* SHORT TASK *
Lay out every line of the records below as a Markdown table with the columns Row and Line, numbering each line and omitting blank lines. Leave the pictures out of the table.

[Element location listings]

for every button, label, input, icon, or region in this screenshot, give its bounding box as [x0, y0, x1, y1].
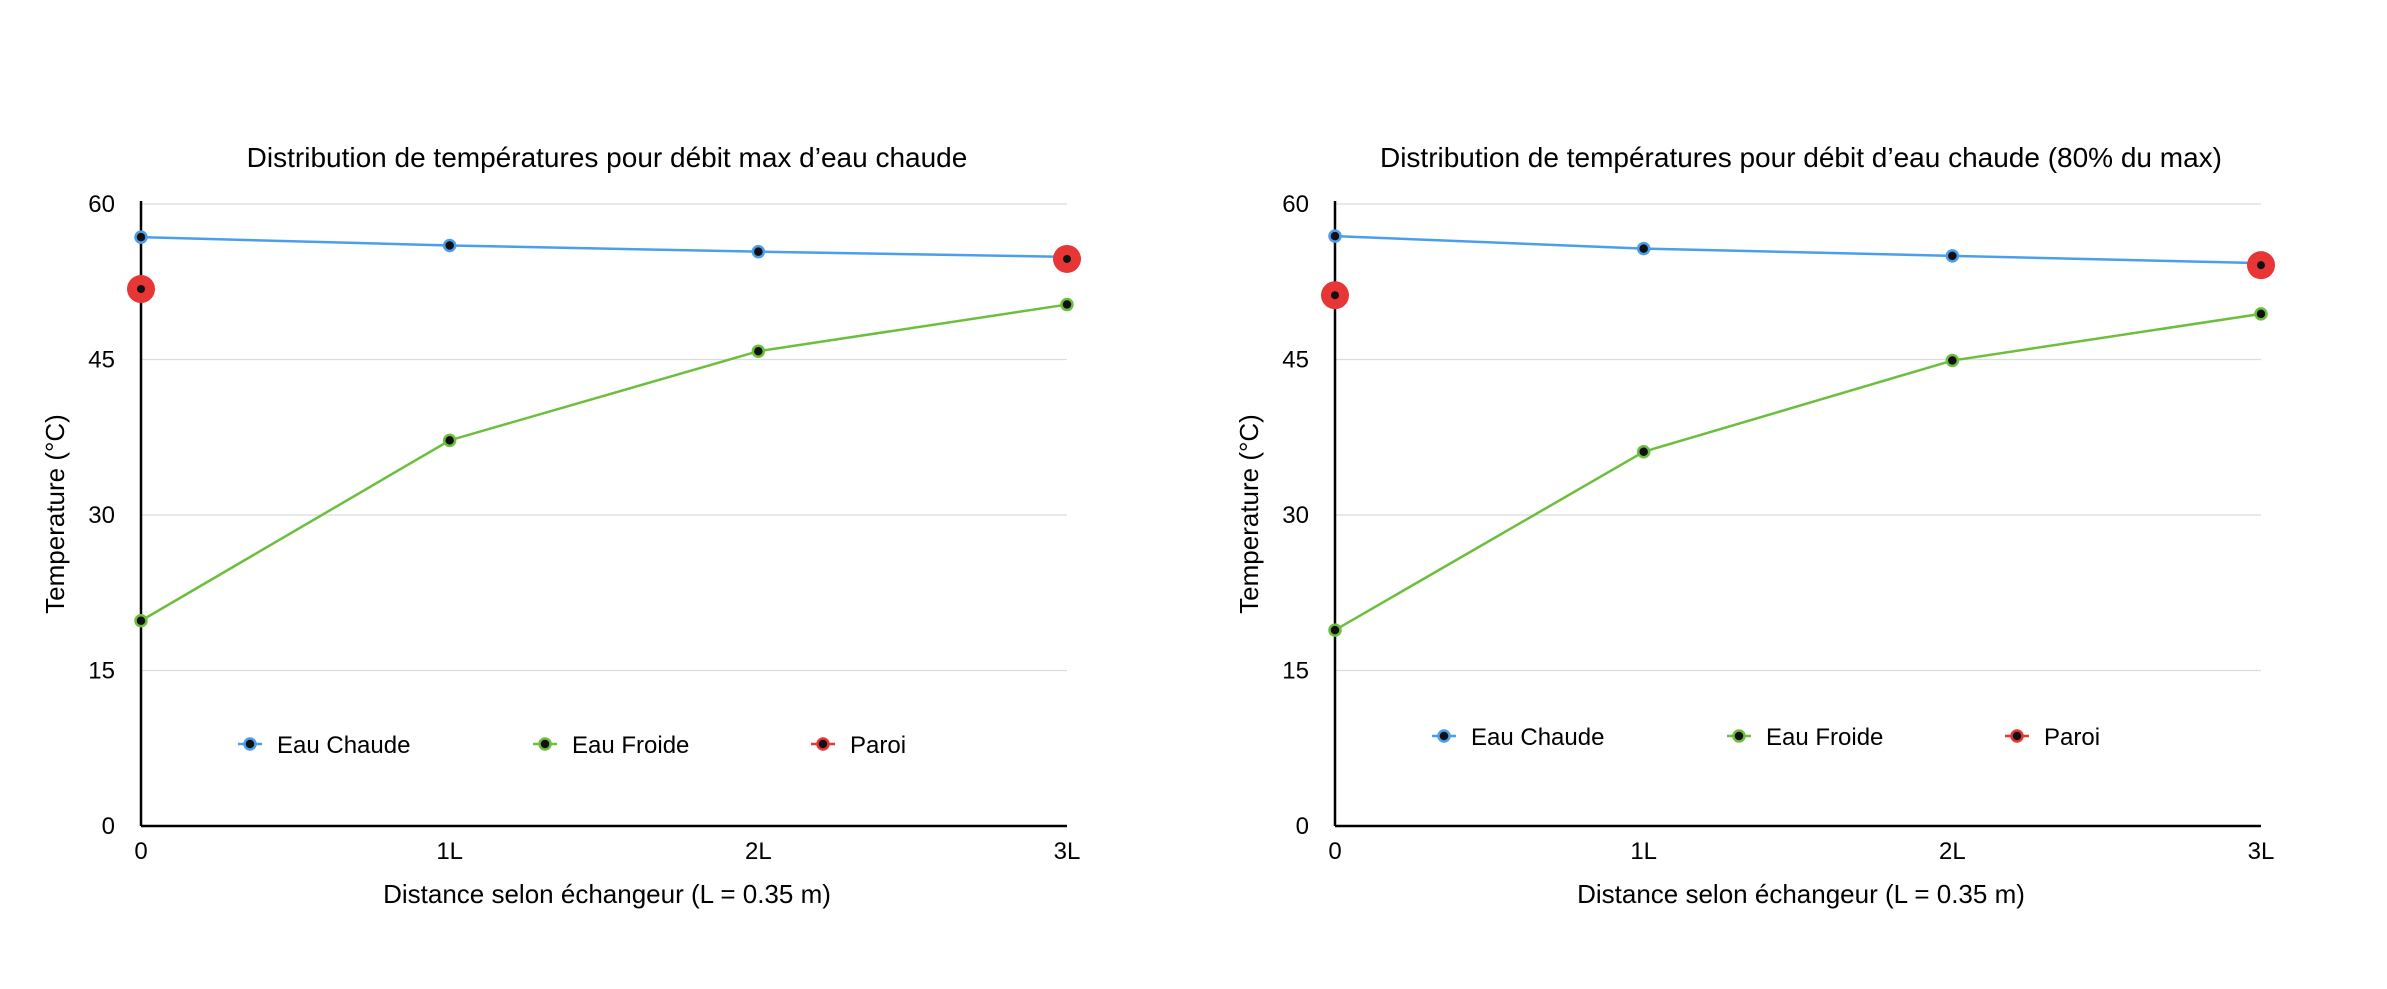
data-point — [1945, 249, 1960, 263]
data-point — [1060, 297, 1074, 312]
data-point — [1945, 353, 1960, 368]
x-axis-title: Distance selon échangeur (L = 0.35 m) — [1577, 879, 2025, 909]
x-tick-label: 1L — [436, 838, 463, 865]
y-tick-label: 15 — [88, 658, 115, 685]
data-point — [442, 433, 457, 448]
x-tick-label: 2L — [1939, 838, 1966, 865]
y-tick-label: 30 — [1282, 502, 1309, 529]
chart-80-percent-flow: Distribution de températures pour débit … — [1194, 0, 2387, 989]
legend-label: Eau Chaude — [1471, 724, 1604, 751]
legend-swatch-marker — [2010, 729, 2024, 743]
y-axis-title: Temperature (°C) — [1234, 414, 1264, 614]
series-line — [140, 303, 1068, 622]
legend-swatch-marker — [1732, 729, 1746, 743]
data-point — [1636, 241, 1651, 256]
chart-title: Distribution de températures pour débit … — [247, 142, 968, 173]
chart-svg-0: Distribution de températures pour débit … — [40, 142, 1081, 909]
y-tick-label: 45 — [88, 347, 115, 374]
data-point — [751, 344, 766, 358]
series-line — [1334, 312, 2262, 632]
y-tick-label: 45 — [1282, 347, 1309, 374]
x-tick-label: 0 — [1328, 838, 1341, 865]
legend-swatch-marker — [816, 737, 830, 751]
data-point — [134, 613, 148, 628]
chart-max-flow: Distribution de températures pour débit … — [0, 0, 1193, 989]
legend-label: Paroi — [2044, 724, 2100, 751]
legend-label: Eau Froide — [1766, 724, 1883, 751]
series-line — [1334, 234, 2262, 265]
data-point-center — [2257, 261, 2265, 270]
data-point — [442, 238, 457, 253]
series-line — [140, 235, 1068, 259]
data-point — [1636, 445, 1651, 459]
data-point — [134, 230, 148, 244]
data-point-center — [137, 285, 145, 294]
data-point-center — [1331, 291, 1339, 300]
chart-svg-1: Distribution de températures pour débit … — [1234, 142, 2275, 909]
legend-label: Paroi — [850, 732, 906, 759]
legend-swatch-marker — [243, 737, 257, 751]
legend-label: Eau Froide — [572, 732, 689, 759]
x-axis-title: Distance selon échangeur (L = 0.35 m) — [383, 879, 831, 909]
y-tick-label: 60 — [88, 191, 115, 218]
y-axis-title: Temperature (°C) — [40, 414, 70, 614]
data-point — [1328, 623, 1342, 637]
x-tick-label: 3L — [1054, 838, 1081, 865]
legend-swatch-marker — [1437, 729, 1451, 743]
y-tick-label: 0 — [1296, 813, 1309, 840]
y-tick-label: 15 — [1282, 658, 1309, 685]
x-tick-label: 2L — [745, 838, 772, 865]
x-tick-label: 3L — [2248, 838, 2275, 865]
x-tick-label: 0 — [134, 838, 147, 865]
data-point — [2254, 307, 2268, 321]
y-tick-label: 30 — [88, 502, 115, 529]
data-point — [1328, 229, 1342, 243]
legend-label: Eau Chaude — [277, 732, 410, 759]
x-tick-label: 1L — [1630, 838, 1657, 865]
data-point-center — [1063, 254, 1071, 263]
y-tick-label: 60 — [1282, 191, 1309, 218]
data-point — [751, 244, 766, 259]
chart-title: Distribution de températures pour débit … — [1380, 142, 2222, 173]
y-tick-label: 0 — [102, 813, 115, 840]
legend-swatch-marker — [538, 737, 552, 751]
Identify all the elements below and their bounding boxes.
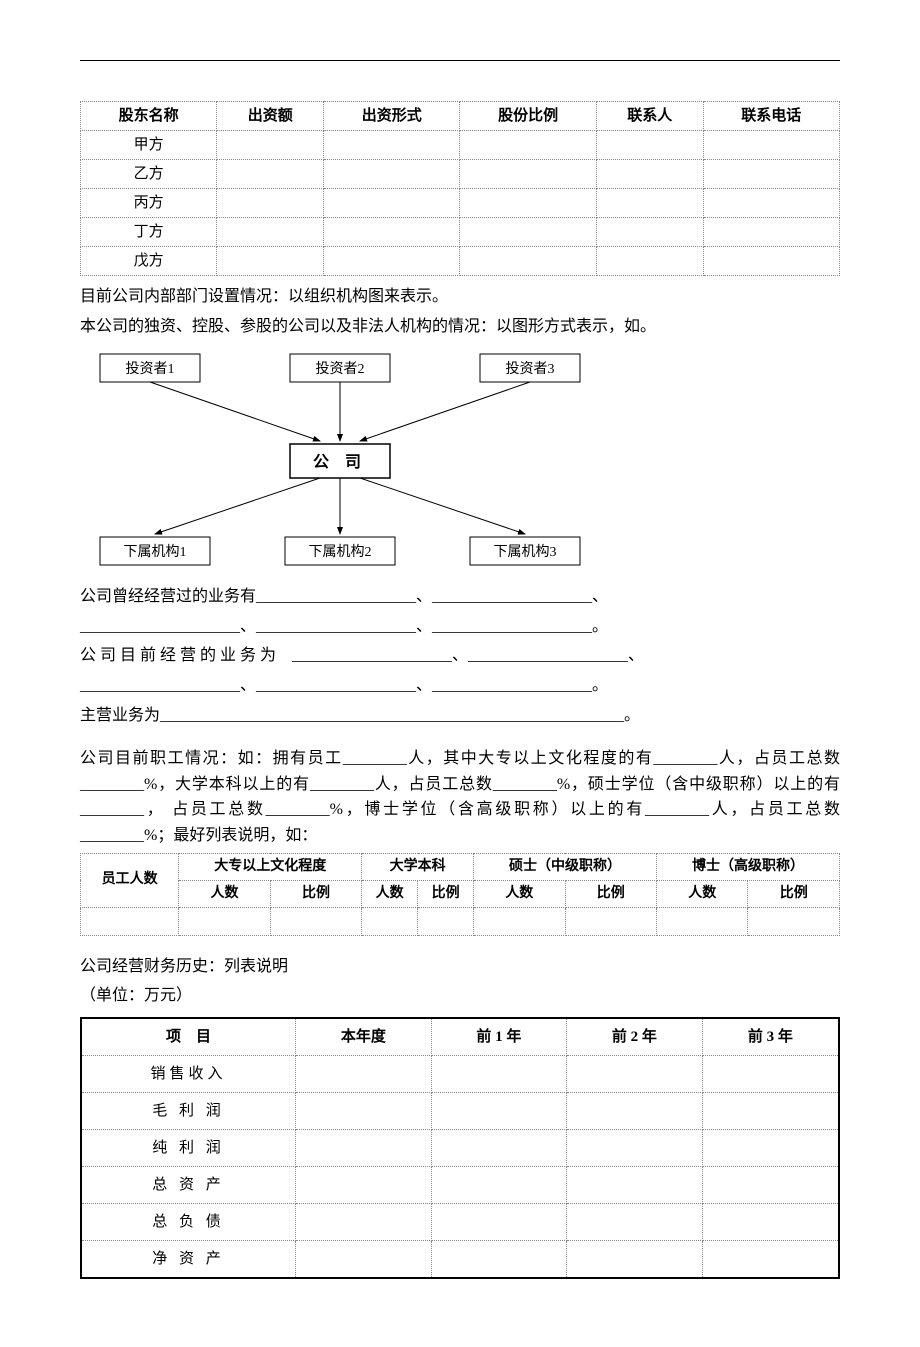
fin-row: 总 资 产	[81, 1166, 296, 1203]
fin-h: 项 目	[81, 1018, 296, 1056]
fin-h: 前 2 年	[567, 1018, 703, 1056]
current-business-line2: ____________________、___________________…	[80, 673, 840, 699]
emp-g3: 硕士（中级职称）	[474, 853, 657, 880]
org-chart-note: 目前公司内部部门设置情况：以组织机构图来表示。	[80, 284, 840, 310]
td: 丙方	[81, 189, 217, 218]
fin-h: 本年度	[296, 1018, 432, 1056]
emp-sub: 比例	[270, 880, 361, 907]
subsidiary-3: 下属机构3	[494, 544, 557, 560]
investor-2: 投资者2	[316, 361, 365, 377]
shareholder-table: 股东名称 出资额 出资形式 股份比例 联系人 联系电话 甲方 乙方 丙方 丁方 …	[80, 101, 840, 276]
emp-g2: 大学本科	[362, 853, 474, 880]
emp-g1: 大专以上文化程度	[179, 853, 362, 880]
emp-g4: 博士（高级职称）	[657, 853, 840, 880]
emp-sub: 人数	[474, 880, 565, 907]
th: 股份比例	[460, 102, 596, 131]
org-diagram: 投资者1 投资者2 投资者3 公 司 下属机构1 下属机构2 下属机构3	[80, 349, 840, 569]
past-business-line2: ____________________、___________________…	[80, 614, 840, 640]
td: 乙方	[81, 160, 217, 189]
fin-row: 毛 利 润	[81, 1092, 296, 1129]
emp-sub: 比例	[418, 880, 474, 907]
th: 股东名称	[81, 102, 217, 131]
finance-title: 公司经营财务历史：列表说明	[80, 954, 840, 980]
emp-sub: 比例	[565, 880, 656, 907]
main-business: 主营业务为___________________________________…	[80, 703, 840, 729]
emp-sub: 人数	[657, 880, 748, 907]
emp-sub: 人数	[362, 880, 418, 907]
fin-row: 纯 利 润	[81, 1129, 296, 1166]
company-center: 公 司	[313, 453, 367, 471]
fin-h: 前 3 年	[702, 1018, 839, 1056]
subsidiary-note: 本公司的独资、控股、参股的公司以及非法人机构的情况：以图形方式表示，如。	[80, 314, 840, 340]
past-business: 公司曾经经营过的业务有____________________、________…	[80, 584, 840, 610]
td: 甲方	[81, 131, 217, 160]
current-business-label: 公 司 目 前 经 营 的 业 务 为	[80, 647, 276, 664]
employee-table: 员工人数 大专以上文化程度 大学本科 硕士（中级职称） 博士（高级职称） 人数 …	[80, 853, 840, 936]
emp-sub: 比例	[748, 880, 840, 907]
fin-row: 总 负 债	[81, 1203, 296, 1240]
emp-sub: 人数	[179, 880, 270, 907]
th: 出资额	[217, 102, 324, 131]
fin-row: 净 资 产	[81, 1240, 296, 1278]
employee-intro: 公司目前职工情况：如：拥有员工________人，其中大专以上文化程度的有___…	[80, 746, 840, 848]
subsidiary-2: 下属机构2	[309, 544, 372, 560]
th: 联系人	[596, 102, 703, 131]
td: 丁方	[81, 218, 217, 247]
emp-h1: 员工人数	[81, 853, 179, 908]
subsidiary-1: 下属机构1	[124, 544, 187, 560]
finance-table: 项 目 本年度 前 1 年 前 2 年 前 3 年 销售收入 毛 利 润 纯 利…	[80, 1017, 840, 1279]
td: 戊方	[81, 247, 217, 276]
th: 联系电话	[703, 102, 839, 131]
investor-3: 投资者3	[506, 361, 555, 377]
fin-row: 销售收入	[81, 1055, 296, 1092]
main-business-label: 主营业务为	[80, 707, 160, 724]
fin-h: 前 1 年	[431, 1018, 567, 1056]
past-business-label: 公司曾经经营过的业务有	[80, 588, 256, 605]
th: 出资形式	[324, 102, 460, 131]
investor-1: 投资者1	[126, 361, 175, 377]
finance-unit: （单位：万元）	[80, 983, 840, 1009]
current-business: 公 司 目 前 经 营 的 业 务 为 ____________________…	[80, 643, 840, 669]
diagram-svg: 投资者1 投资者2 投资者3 公 司 下属机构1 下属机构2 下属机构3	[80, 349, 640, 569]
page-top-rule	[80, 60, 840, 61]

* RESPONSE TO THIS EXERCISE *
| Row | Line |
|---|---|
| 1 | for every button, label, input, icon, or region in this screenshot, give its bounding box as [x0, y0, x1, y1]. |
| 2 | data-point — [1945, 249, 1960, 263] |
| 3 | data-point — [1060, 297, 1074, 312] |
| 4 | data-point — [1945, 353, 1960, 368] |
| 5 | x-axis-title: Distance selon échangeur (L = 0.35 m) — [1577, 879, 2025, 909] |
| 6 | x-tick-label: 1L — [436, 838, 463, 865] |
| 7 | y-tick-label: 15 — [88, 658, 115, 685] |
| 8 | data-point — [442, 433, 457, 448] |
| 9 | x-tick-label: 2L — [1939, 838, 1966, 865] |
| 10 | y-tick-label: 30 — [1282, 502, 1309, 529] |
| 11 | chart-80-percent-flow: Distribution de températures pour débit … — [1194, 0, 2387, 989] |
| 12 | legend-label: Eau Chaude — [1471, 724, 1604, 751] |
| 13 | legend-swatch-marker — [2010, 729, 2024, 743] |
| 14 | y-axis-title: Temperature (°C) — [1234, 414, 1264, 614] |
| 15 | series-line — [140, 303, 1068, 622] |
| 16 | legend-swatch-marker — [1732, 729, 1746, 743] |
| 17 | data-point — [1636, 241, 1651, 256] |
| 18 | chart-title: Distribution de températures pour débit … — [247, 142, 968, 173] |
| 19 | chart-svg-0: Distribution de températures pour débit … — [40, 142, 1081, 909] |
| 20 | y-tick-label: 45 — [88, 347, 115, 374] |
| 21 | data-point — [751, 344, 766, 358] |
| 22 | series-line — [1334, 312, 2262, 632] |
| 23 | y-tick-label: 45 — [1282, 347, 1309, 374] |
| 24 | x-tick-label: 0 — [1328, 838, 1341, 865] |
| 25 | legend-swatch-marker — [816, 737, 830, 751] |
| 26 | data-point — [134, 613, 148, 628] |
| 27 | chart-max-flow: Distribution de températures pour débit … — [0, 0, 1193, 989] |
| 28 | legend-label: Paroi — [2044, 724, 2100, 751] |
| 29 | legend-label: Eau Froide — [1766, 724, 1883, 751] |
| 30 | series-line — [1334, 234, 2262, 265] |
| 31 | data-point-center — [2257, 261, 2265, 270] |
| 32 | data-point — [442, 238, 457, 253] |
| 33 | series-line — [140, 235, 1068, 259] |
| 34 | data-point — [1636, 445, 1651, 459] |
| 35 | data-point — [134, 230, 148, 244] |
| 36 | data-point-center — [137, 285, 145, 294] |
| 37 | data-point-center — [1331, 291, 1339, 300] |
| 38 | chart-svg-1: Distribution de températures pour débit … — [1234, 142, 2275, 909] |
| 39 | legend-label: Paroi — [850, 732, 906, 759] |
| 40 | legend-swatch-marker — [243, 737, 257, 751] |
| 41 | legend-label: Eau Froide — [572, 732, 689, 759] |
| 42 | x-axis-title: Distance selon échangeur (L = 0.35 m) — [383, 879, 831, 909] |
| 43 | y-tick-label: 60 — [88, 191, 115, 218] |
| 44 | y-axis-title: Temperature (°C) — [40, 414, 70, 614] |
| 45 | data-point — [1328, 623, 1342, 637] |
| 46 | x-tick-label: 3L — [1054, 838, 1081, 865] |
| 47 | legend-swatch-marker — [1437, 729, 1451, 743] |
| 48 | y-tick-label: 0 — [1296, 813, 1309, 840] |
| 49 | y-tick-label: 15 — [1282, 658, 1309, 685] |
| 50 | x-tick-label: 2L — [745, 838, 772, 865] |
| 51 | x-tick-label: 3L — [2248, 838, 2275, 865] |
| 52 | x-tick-label: 0 — [134, 838, 147, 865] |
| 53 | data-point — [2254, 307, 2268, 321] |
| 54 | y-tick-label: 30 — [88, 502, 115, 529] |
| 55 | data-point — [1328, 229, 1342, 243] |
| 56 | legend-label: Eau Chaude — [277, 732, 410, 759] |
| 57 | x-tick-label: 1L — [1630, 838, 1657, 865] |
| 58 | data-point-center — [1063, 254, 1071, 263] |
| 59 | y-tick-label: 60 — [1282, 191, 1309, 218] |
| 60 | data-point — [751, 244, 766, 259] |
| 61 | chart-title: Distribution de températures pour débit … — [1380, 142, 2222, 173] |
| 62 | y-tick-label: 0 — [102, 813, 115, 840] |
| 63 | legend-swatch-marker — [538, 737, 552, 751] |
| 64 | Identify all the elements below and their bounding boxes. |
| 65 | fin-row: 总 资 产	[81, 1166, 296, 1203] |
| 66 | fin-h: 项 目	[81, 1018, 296, 1056] |
| 67 | fin-h: 前 2 年	[567, 1018, 703, 1056] |
| 68 | current-business-line2: ____________________、___________________…	[80, 673, 840, 699] |
| 69 | emp-g3: 硕士（中级职称）	[474, 853, 657, 880] |
| 70 | org-chart-note: 目前公司内部部门设置情况：以组织机构图来表示。	[80, 284, 840, 310] |
| 71 | td: 丙方	[81, 189, 217, 218] |
| 72 | fin-h: 本年度	[296, 1018, 432, 1056] |
| 73 | emp-sub: 比例	[270, 880, 361, 907] |
| 74 | subsidiary-3: 下属机构3	[494, 544, 557, 560] |
| 75 | investor-2: 投资者2	[316, 361, 365, 377] |
| 76 | shareholder-table: 股东名称 出资额 出资形式 股份比例 联系人 联系电话 甲方 乙方 丙方 丁方 …	[80, 101, 840, 276] |
| 77 | emp-g2: 大学本科	[362, 853, 474, 880] |
| 78 | emp-g1: 大专以上文化程度	[179, 853, 362, 880] |
| 79 | emp-g4: 博士（高级职称）	[657, 853, 840, 880] |
| 80 | emp-sub: 人数	[474, 880, 565, 907] |
| 81 | th: 股份比例	[460, 102, 596, 131] |
| 82 | org-diagram: 投资者1 投资者2 投资者3 公 司 下属机构1 下属机构2 下属机构3	[80, 349, 840, 569] |
| 83 | past-business-line2: ____________________、___________________…	[80, 614, 840, 640] |
| 84 | td: 乙方	[81, 160, 217, 189] |
| 85 | fin-row: 毛 利 润	[81, 1092, 296, 1129] |
| 86 | emp-sub: 比例	[418, 880, 474, 907] |
| 87 | th: 股东名称	[81, 102, 217, 131] |
| 88 | finance-title: 公司经营财务历史：列表说明	[80, 954, 840, 980] |
| 89 | emp-sub: 比例	[565, 880, 656, 907] |
| 90 | main-business: 主营业务为___________________________________…	[80, 703, 840, 729] |
| 91 | emp-sub: 人数	[657, 880, 748, 907] |
| 92 | emp-sub: 人数	[362, 880, 418, 907] |
| 93 | fin-row: 纯 利 润	[81, 1129, 296, 1166] |
| 94 | company-center: 公 司	[313, 453, 367, 471] |
| 95 | fin-h: 前 3 年	[702, 1018, 839, 1056] |
| 96 | subsidiary-note: 本公司的独资、控股、参股的公司以及非法人机构的情况：以图形方式表示，如。	[80, 314, 840, 340] |
| 97 | past-business: 公司曾经经营过的业务有____________________、________…	[80, 584, 840, 610] |
| 98 | td: 甲方	[81, 131, 217, 160] |
| 99 | current-business-label: 公 司 目 前 经 营 的 业 务 为	[80, 647, 276, 664] |
| 100 | employee-table: 员工人数 大专以上文化程度 大学本科 硕士（中级职称） 博士（高级职称） 人数 …	[80, 853, 840, 936] |
| 101 | emp-sub: 比例	[748, 880, 840, 907] |
| 102 | fin-row: 总 负 债	[81, 1203, 296, 1240] |
| 103 | emp-sub: 人数	[179, 880, 270, 907] |
| 104 | th: 出资额	[217, 102, 324, 131] |
| 105 | fin-row: 净 资 产	[81, 1240, 296, 1278] |
| 106 | employee-intro: 公司目前职工情况：如：拥有员工________人，其中大专以上文化程度的有___…	[80, 746, 840, 848] |
| 107 | subsidiary-2: 下属机构2	[309, 544, 372, 560] |
| 108 | th: 联系人	[596, 102, 703, 131] |
| 109 | td: 丁方	[81, 218, 217, 247] |
| 110 | emp-h1: 员工人数	[81, 853, 179, 908] |
| 111 | subsidiary-1: 下属机构1	[124, 544, 187, 560] |
| 112 | finance-table: 项 目 本年度 前 1 年 前 2 年 前 3 年 销售收入 毛 利 润 纯 利…	[80, 1017, 840, 1279] |
| 113 | td: 戊方	[81, 247, 217, 276] |
| 114 | th: 联系电话	[703, 102, 839, 131] |
| 115 | investor-3: 投资者3	[506, 361, 555, 377] |
| 116 | fin-row: 销售收入	[81, 1055, 296, 1092] |
| 117 | main-business-label: 主营业务为	[80, 707, 160, 724] |
| 118 | fin-h: 前 1 年	[431, 1018, 567, 1056] |
| 119 | past-business-label: 公司曾经经营过的业务有	[80, 588, 256, 605] |
| 120 | th: 出资形式	[324, 102, 460, 131] |
| 121 | investor-1: 投资者1	[126, 361, 175, 377] |
| 122 | finance-unit: （单位：万元）	[80, 983, 840, 1009] |
| 123 | current-business: 公 司 目 前 经 营 的 业 务 为 ____________________…	[80, 643, 840, 669] |
| 124 | diagram-svg: 投资者1 投资者2 投资者3 公 司 下属机构1 下属机构2 下属机构3	[80, 349, 640, 569] |
| 125 | page-top-rule	[80, 60, 840, 61] |